[What is being asked] Repeat the whole listing below, word for word.

[Task inputs]
__________

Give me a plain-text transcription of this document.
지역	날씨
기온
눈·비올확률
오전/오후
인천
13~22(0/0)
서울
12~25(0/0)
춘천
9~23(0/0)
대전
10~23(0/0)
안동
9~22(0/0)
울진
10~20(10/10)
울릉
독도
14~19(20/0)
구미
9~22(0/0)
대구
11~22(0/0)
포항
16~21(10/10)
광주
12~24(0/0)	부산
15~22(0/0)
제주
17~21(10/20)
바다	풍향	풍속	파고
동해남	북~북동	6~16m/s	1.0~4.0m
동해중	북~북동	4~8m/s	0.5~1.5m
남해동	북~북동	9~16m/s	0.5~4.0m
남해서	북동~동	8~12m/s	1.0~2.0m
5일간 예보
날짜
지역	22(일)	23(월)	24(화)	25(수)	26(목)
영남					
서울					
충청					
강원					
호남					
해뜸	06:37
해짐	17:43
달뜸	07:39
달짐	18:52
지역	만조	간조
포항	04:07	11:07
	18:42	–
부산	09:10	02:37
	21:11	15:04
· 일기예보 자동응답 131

__________

[Task solution]
Give me a plain-text transcription of this document.
지역	날씨
기온
눈·비올확률
오전/오후
인천
13~22(0/0)
서울
12~25(0/0)
춘천
9~23(0/0)
대전
10~23(0/0)
안동
9~22(0/0)
울진
10~20(10/10)
울릉
독도
14~19(20/0)
구미
9~22(0/0)
대구
11~22(0/0)
포항
16~21(10/10)
광주
12~24(0/0)	부산
15~22(0/0)
제주
17~21(10/20)
바다	풍향	풍속	파고
동해남	북~북동	6~16m/s	1.0~4.0m
동해중	북~북동	4~8m/s	0.5~1.5m
남해동	북~북동	9~16m/s	0.5~4.0m
남해서	북동~동	8~12m/s	1.0~2.0m
5일간 예보
날짜
지역	22(일)	23(월)	24(화)	25(수)	26(목)
영남					
서울					
충청					
강원					
호남					
해뜸	06:37
해짐	17:43
달뜸	07:39
달짐	18:52
지역	만조	간조
포항	04:07	11:07
	18:42	–
부산	09:10	02:37
	21:11	15:04
· 일기예보 자동응답 131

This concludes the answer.